━━━ Dataset records ━━━

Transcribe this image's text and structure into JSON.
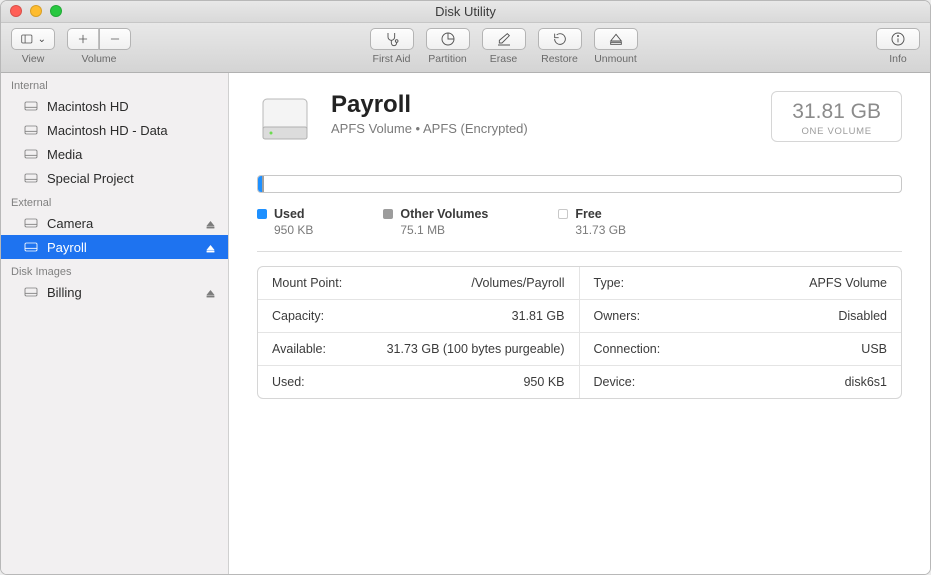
{
  "window": {
    "title": "Disk Utility"
  },
  "toolbar": {
    "view_label": "View",
    "volume_label": "Volume",
    "firstaid_label": "First Aid",
    "partition_label": "Partition",
    "erase_label": "Erase",
    "restore_label": "Restore",
    "unmount_label": "Unmount",
    "info_label": "Info"
  },
  "sidebar": {
    "sections": [
      {
        "header": "Internal",
        "items": [
          {
            "name": "Macintosh HD",
            "ejectable": false
          },
          {
            "name": "Macintosh HD - Data",
            "ejectable": false
          },
          {
            "name": "Media",
            "ejectable": false
          },
          {
            "name": "Special Project",
            "ejectable": false
          }
        ]
      },
      {
        "header": "External",
        "items": [
          {
            "name": "Camera",
            "ejectable": true
          },
          {
            "name": "Payroll",
            "ejectable": true,
            "selected": true
          }
        ]
      },
      {
        "header": "Disk Images",
        "items": [
          {
            "name": "Billing",
            "ejectable": true
          }
        ]
      }
    ]
  },
  "volume": {
    "name": "Payroll",
    "subtitle": "APFS Volume • APFS (Encrypted)",
    "capacity": "31.81 GB",
    "caption": "ONE VOLUME"
  },
  "legend": {
    "used_label": "Used",
    "used_val": "950 KB",
    "other_label": "Other Volumes",
    "other_val": "75.1 MB",
    "free_label": "Free",
    "free_val": "31.73 GB"
  },
  "info": {
    "mount_point_k": "Mount Point:",
    "mount_point_v": "/Volumes/Payroll",
    "type_k": "Type:",
    "type_v": "APFS Volume",
    "capacity_k": "Capacity:",
    "capacity_v": "31.81 GB",
    "owners_k": "Owners:",
    "owners_v": "Disabled",
    "available_k": "Available:",
    "available_v": "31.73 GB (100 bytes purgeable)",
    "connection_k": "Connection:",
    "connection_v": "USB",
    "used_k": "Used:",
    "used_v": "950 KB",
    "device_k": "Device:",
    "device_v": "disk6s1"
  }
}
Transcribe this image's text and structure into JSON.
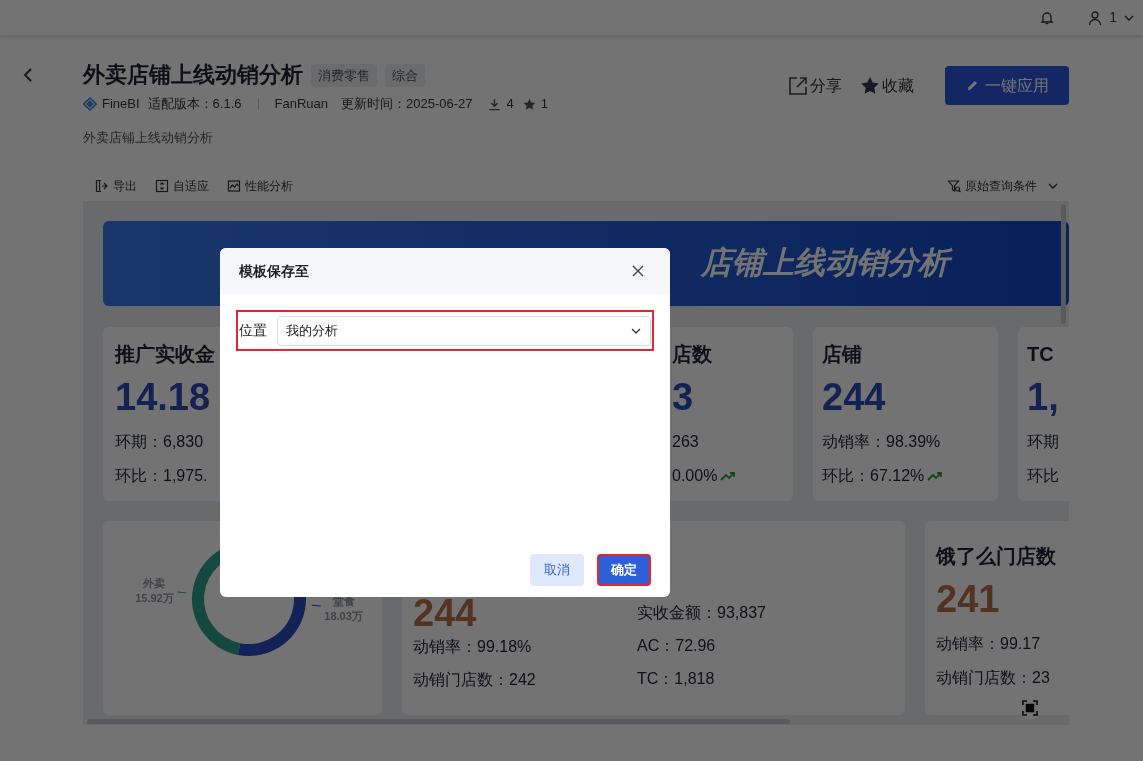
{
  "top_bar": {
    "user": "1"
  },
  "header": {
    "title": "外卖店铺上线动销分析",
    "tags": [
      "消费零售",
      "综合"
    ],
    "product": "FineBI",
    "version": "适配版本：6.1.6",
    "author": "FanRuan",
    "updated": "更新时间：2025-06-27",
    "downloads": "4",
    "favorites": "1",
    "description": "外卖店铺上线动销分析",
    "actions": [
      {
        "kind": "share",
        "label": "分享"
      },
      {
        "kind": "favorite",
        "label": "收藏"
      }
    ],
    "apply_button": "一键应用"
  },
  "toolbar": {
    "items": [
      {
        "kind": "export",
        "label": "导出"
      },
      {
        "kind": "fit",
        "label": "自适应"
      },
      {
        "kind": "performance",
        "label": "性能分析"
      }
    ],
    "filter": "原始查询条件"
  },
  "dashboard": {
    "banner": "店铺上线动销分析",
    "kpi_cards": [
      {
        "title": "推广实收金",
        "value": "14.18",
        "lines": [
          {
            "text": "环期：6,830",
            "rising": false
          },
          {
            "text": "环比：1,975.",
            "rising": false
          }
        ]
      },
      {
        "title": "店数",
        "value": "3",
        "lines": [
          {
            "text": "263",
            "rising": false
          },
          {
            "text": "0.00%",
            "rising": true
          }
        ]
      },
      {
        "title": "店铺",
        "value": "244",
        "lines": [
          {
            "text": "动销率：98.39%",
            "rising": false
          },
          {
            "text": "环比：67.12%",
            "rising": true
          }
        ]
      },
      {
        "title": "TC",
        "value": "1,",
        "lines": [
          {
            "text": "环期",
            "rising": false
          },
          {
            "text": "环比",
            "rising": false
          }
        ]
      }
    ],
    "donut_card": {
      "chart_data": {
        "type": "donut",
        "categories": [
          "堂食",
          "外卖"
        ],
        "values": [
          18.03,
          15.92
        ],
        "value_labels": [
          "18.03万",
          "15.92万"
        ]
      }
    },
    "summary_card": {
      "value": "244",
      "left_lines": [
        "动销率：99.18%",
        "动销门店数：242"
      ],
      "right_lines": [
        "实收金额：93,837",
        "AC：72.96",
        "TC：1,818"
      ]
    },
    "eleme_card": {
      "title": "饿了么门店数",
      "value": "241",
      "lines": [
        "动销率：99.17",
        "动销门店数：23"
      ]
    }
  },
  "modal": {
    "title": "模板保存至",
    "field": {
      "label": "位置",
      "value": "我的分析",
      "highlighted": true
    },
    "buttons": [
      {
        "kind": "secondary",
        "label": "取消",
        "highlighted": false
      },
      {
        "kind": "primary",
        "label": "确定",
        "highlighted": true
      }
    ]
  }
}
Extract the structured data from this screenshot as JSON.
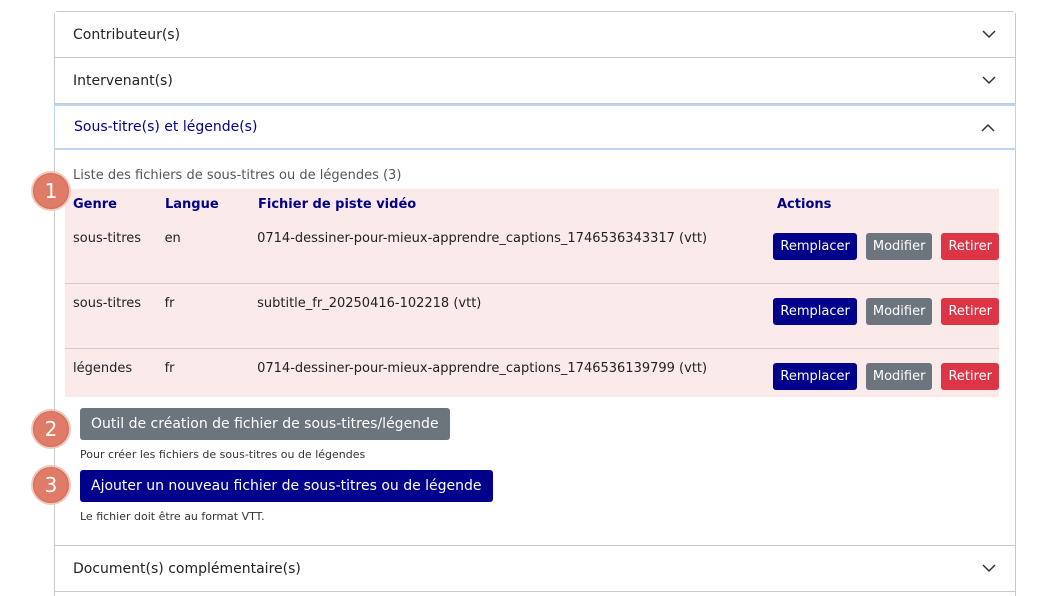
{
  "sections": {
    "contributors": "Contributeur(s)",
    "speakers": "Intervenant(s)",
    "subtitles": "Sous-titre(s) et légende(s)",
    "documents": "Document(s) complémentaire(s)"
  },
  "subtitles_panel": {
    "caption": "Liste des fichiers de sous-titres ou de légendes (3)",
    "columns": [
      "Genre",
      "Langue",
      "Fichier de piste vidéo",
      "Actions"
    ],
    "rows": [
      {
        "genre": "sous-titres",
        "lang": "en",
        "file": "0714-dessiner-pour-mieux-apprendre_captions_1746536343317 (vtt)"
      },
      {
        "genre": "sous-titres",
        "lang": "fr",
        "file": "subtitle_fr_20250416-102218 (vtt)"
      },
      {
        "genre": "légendes",
        "lang": "fr",
        "file": "0714-dessiner-pour-mieux-apprendre_captions_1746536139799 (vtt)"
      }
    ],
    "actions": {
      "replace": "Remplacer",
      "edit": "Modifier",
      "remove": "Retirer"
    },
    "tool_button": "Outil de création de fichier de sous-titres/légende",
    "tool_help": "Pour créer les fichiers de sous-titres ou de légendes",
    "add_button": "Ajouter un nouveau fichier de sous-titres ou de légende",
    "add_help": "Le fichier doit être au format VTT."
  },
  "badges": [
    "1",
    "2",
    "3"
  ],
  "colors": {
    "navy": "#00008b",
    "gray": "#6c757d",
    "red": "#dc3545",
    "table_bg": "#fbeaea",
    "badge": "#e07b67"
  }
}
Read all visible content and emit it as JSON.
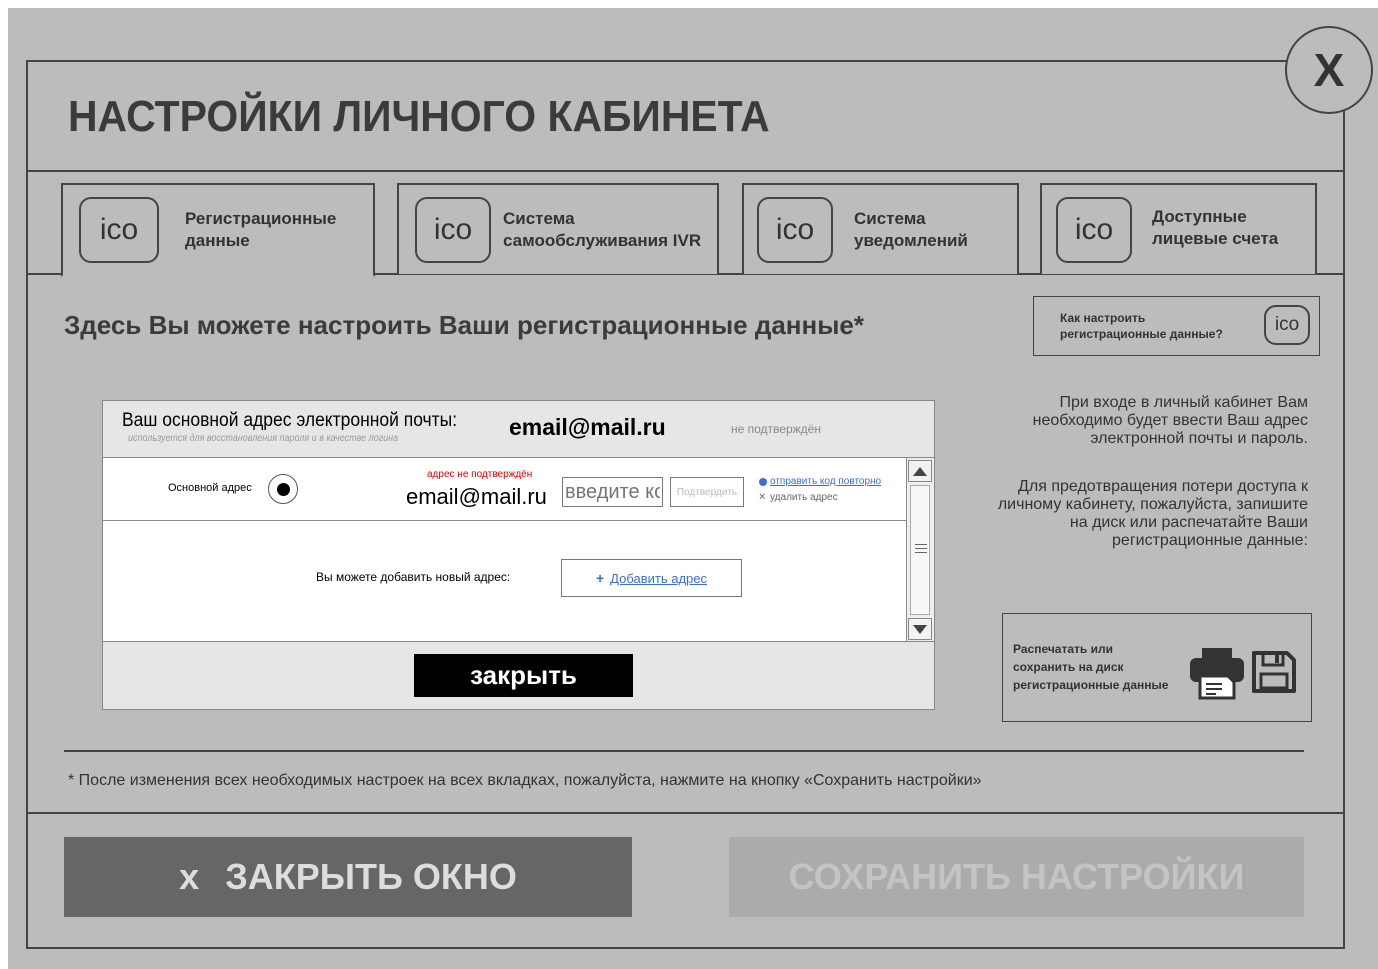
{
  "window": {
    "title": "НАСТРОЙКИ ЛИЧНОГО КАБИНЕТА",
    "close_glyph": "X"
  },
  "tabs": [
    {
      "icon": "ico",
      "label_line1": "Регистрационные",
      "label_line2": "данные",
      "active": true
    },
    {
      "icon": "ico",
      "label_line1": "Система",
      "label_line2": "самообслуживания IVR",
      "active": false
    },
    {
      "icon": "ico",
      "label_line1": "Система",
      "label_line2": "уведомлений",
      "active": false
    },
    {
      "icon": "ico",
      "label_line1": "Доступные",
      "label_line2": "лицевые счета",
      "active": false
    }
  ],
  "section": {
    "title": "Здесь Вы можете настроить Ваши регистрационные данные*"
  },
  "help": {
    "line1": "Как настроить",
    "line2": "регистрационные данные?",
    "icon": "ico"
  },
  "dialog": {
    "header_label": "Ваш основной адрес электронной почты:",
    "header_sublabel": "используется для восстановления пароля и в качестве логина",
    "header_email": "email@mail.ru",
    "header_status": "не подтверждён",
    "row": {
      "label": "Основной адрес",
      "warning": "адрес не подтверждён",
      "email": "email@mail.ru",
      "code_placeholder": "введите код",
      "confirm_label": "Подтвердить",
      "resend_label": "отправить код повторно",
      "delete_label": "удалить адрес"
    },
    "add_label": "Вы можете добавить новый адрес:",
    "add_button_icon": "+",
    "add_button_label": "Добавить адрес",
    "close_label": "закрыть"
  },
  "side": {
    "paragraph1": [
      "При входе в личный кабинет Вам",
      "необходимо будет ввести Ваш адрес",
      "электронной почты и пароль."
    ],
    "paragraph2": [
      "Для предотвращения потери доступа к",
      "личному кабинету, пожалуйста, запишите",
      "на диск или распечатайте Ваши",
      "регистрационные данные:"
    ],
    "print_text": [
      "Распечатать или",
      "сохранить на диск",
      "регистрационные данные"
    ]
  },
  "footnote": "* После изменения всех необходимых настроек на всех вкладках, пожалуйста, нажмите на кнопку «Сохранить настройки»",
  "buttons": {
    "close_prefix": "x",
    "close_label": "ЗАКРЫТЬ ОКНО",
    "save_label": "СОХРАНИТЬ НАСТРОЙКИ"
  },
  "colors": {
    "background": "#bcbcbc",
    "border": "#444444",
    "link": "#3a6fd8",
    "warning": "#e00000",
    "dialog_close_bg": "#000000",
    "close_button_bg": "#666666",
    "save_button_bg": "#ababab"
  }
}
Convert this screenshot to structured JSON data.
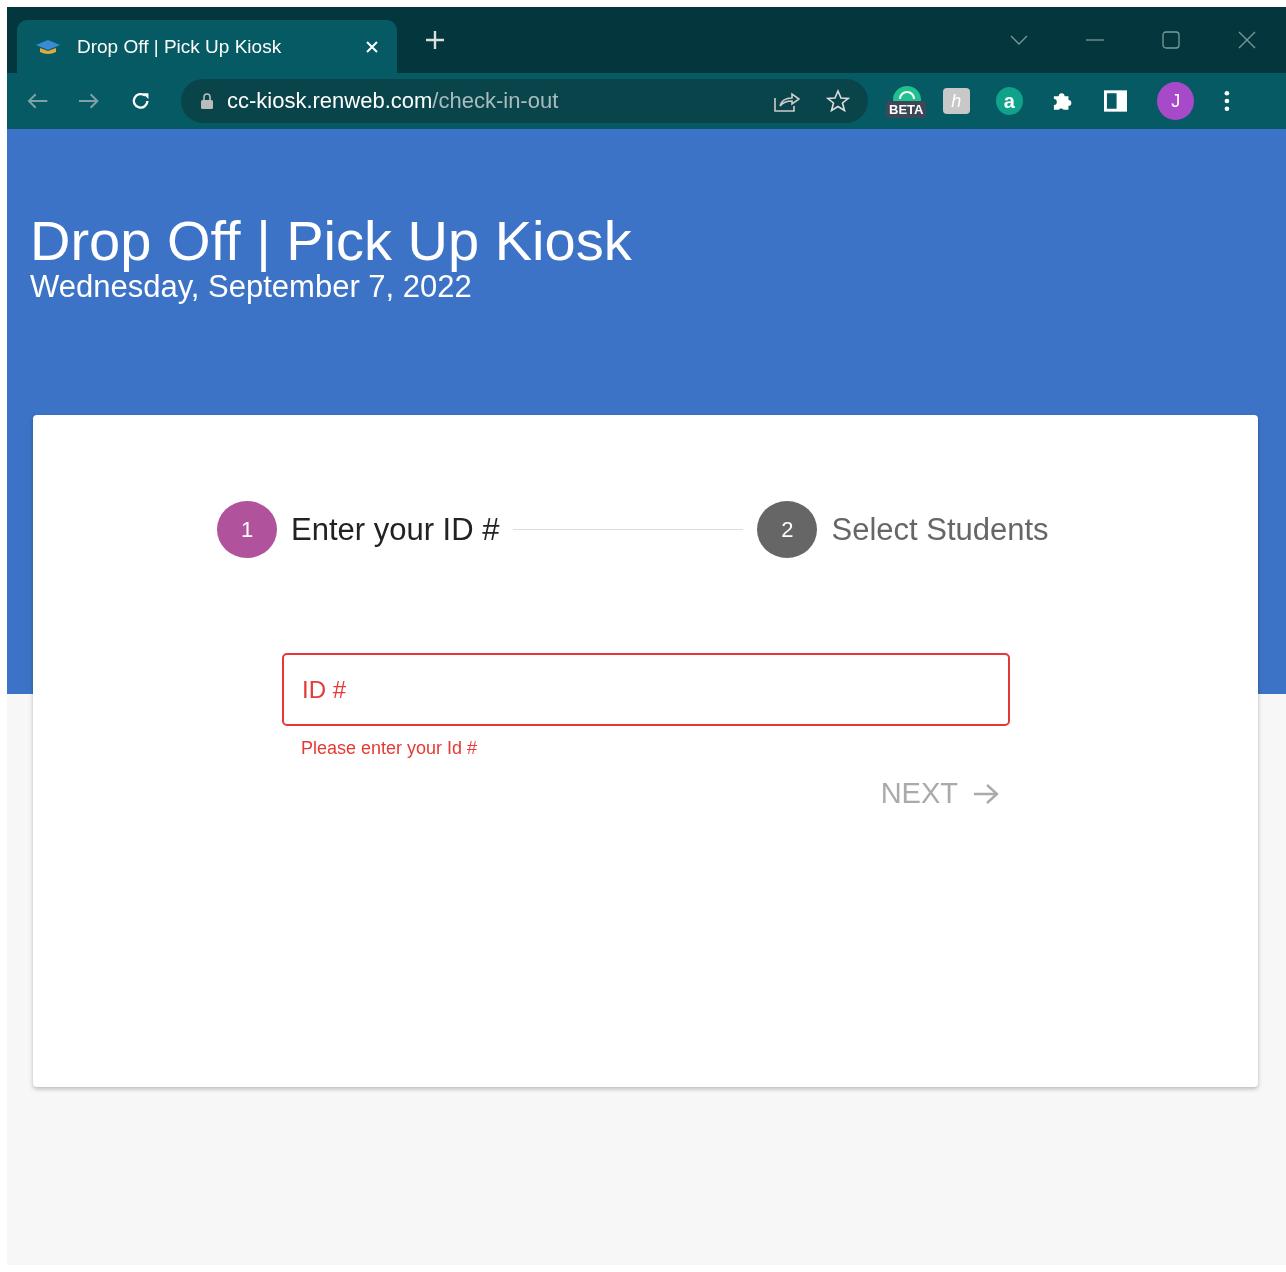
{
  "browser": {
    "tab_title": "Drop Off | Pick Up Kiosk",
    "url_host": "cc-kiosk.renweb.com",
    "url_path": "/check-in-out",
    "extension_badge": "BETA",
    "extension_letters": [
      "h",
      "a"
    ],
    "avatar": "J"
  },
  "header": {
    "title": "Drop Off | Pick Up Kiosk",
    "date": "Wednesday, September 7, 2022"
  },
  "steps": [
    {
      "number": "1",
      "label": "Enter your ID #",
      "selected": true
    },
    {
      "number": "2",
      "label": "Select Students",
      "selected": false
    }
  ],
  "id_field": {
    "placeholder": "ID #",
    "error": "Please enter your Id #"
  },
  "next_button": {
    "label": "NEXT",
    "disabled": true
  }
}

━━━

Problem details :: Consider the entries above and return each line with the string "légendes".

Response for this exercise ::
    "caption": "Liste des fichiers de sous-titres ou de légendes (3)",
        "genre": "légendes",
    "tool_help": "Pour créer les fichiers de sous-titres ou de légendes",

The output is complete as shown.